begin Records to process

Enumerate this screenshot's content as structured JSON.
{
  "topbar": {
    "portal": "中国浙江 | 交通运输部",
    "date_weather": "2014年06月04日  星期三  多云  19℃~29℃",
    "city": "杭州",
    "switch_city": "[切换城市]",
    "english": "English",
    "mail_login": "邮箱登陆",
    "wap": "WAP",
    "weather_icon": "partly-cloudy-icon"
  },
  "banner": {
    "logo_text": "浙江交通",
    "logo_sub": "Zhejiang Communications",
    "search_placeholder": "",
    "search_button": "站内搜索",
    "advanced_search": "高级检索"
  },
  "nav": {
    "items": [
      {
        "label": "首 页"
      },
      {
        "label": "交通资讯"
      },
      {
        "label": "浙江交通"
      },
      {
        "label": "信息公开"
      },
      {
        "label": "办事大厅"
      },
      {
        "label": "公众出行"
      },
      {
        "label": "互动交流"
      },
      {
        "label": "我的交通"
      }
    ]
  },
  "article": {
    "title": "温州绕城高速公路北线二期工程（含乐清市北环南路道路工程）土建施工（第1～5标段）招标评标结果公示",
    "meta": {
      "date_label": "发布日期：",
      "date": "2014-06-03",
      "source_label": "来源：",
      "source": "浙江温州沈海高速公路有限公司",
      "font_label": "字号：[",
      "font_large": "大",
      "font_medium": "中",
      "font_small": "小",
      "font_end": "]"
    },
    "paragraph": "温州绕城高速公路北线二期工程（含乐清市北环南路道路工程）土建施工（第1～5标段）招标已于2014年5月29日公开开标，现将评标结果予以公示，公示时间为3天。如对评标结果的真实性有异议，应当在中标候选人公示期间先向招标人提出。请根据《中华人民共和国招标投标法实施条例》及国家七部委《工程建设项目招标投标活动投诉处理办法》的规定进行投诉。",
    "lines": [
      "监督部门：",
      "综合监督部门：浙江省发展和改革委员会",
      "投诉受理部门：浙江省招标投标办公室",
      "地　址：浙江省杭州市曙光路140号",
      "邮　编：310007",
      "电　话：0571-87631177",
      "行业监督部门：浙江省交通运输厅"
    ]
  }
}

end Records to process
begin Records to process

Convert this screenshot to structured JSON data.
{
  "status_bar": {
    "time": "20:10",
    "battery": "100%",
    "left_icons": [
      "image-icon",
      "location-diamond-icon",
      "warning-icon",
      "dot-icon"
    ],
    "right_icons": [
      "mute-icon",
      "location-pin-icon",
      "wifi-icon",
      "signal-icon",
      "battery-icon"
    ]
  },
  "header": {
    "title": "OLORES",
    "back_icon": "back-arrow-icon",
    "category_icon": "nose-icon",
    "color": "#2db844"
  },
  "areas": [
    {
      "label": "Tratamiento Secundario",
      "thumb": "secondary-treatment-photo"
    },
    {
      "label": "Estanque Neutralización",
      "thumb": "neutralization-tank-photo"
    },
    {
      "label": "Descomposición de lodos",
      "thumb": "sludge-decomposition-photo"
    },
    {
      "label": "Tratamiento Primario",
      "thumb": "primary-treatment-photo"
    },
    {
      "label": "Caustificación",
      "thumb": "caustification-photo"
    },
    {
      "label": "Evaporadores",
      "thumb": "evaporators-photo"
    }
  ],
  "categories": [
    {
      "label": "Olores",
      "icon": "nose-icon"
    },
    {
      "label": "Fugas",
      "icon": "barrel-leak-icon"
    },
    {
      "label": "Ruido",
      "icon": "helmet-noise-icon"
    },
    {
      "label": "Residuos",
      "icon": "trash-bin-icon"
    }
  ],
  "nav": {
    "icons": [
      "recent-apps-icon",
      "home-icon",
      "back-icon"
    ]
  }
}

end Records to process

Stated goal: Locate the lines above that hold the word "JSON". Show every one of them.

Written solution:
Enumerate this screenshot's content as structured JSON.
Convert this screenshot to structured JSON data.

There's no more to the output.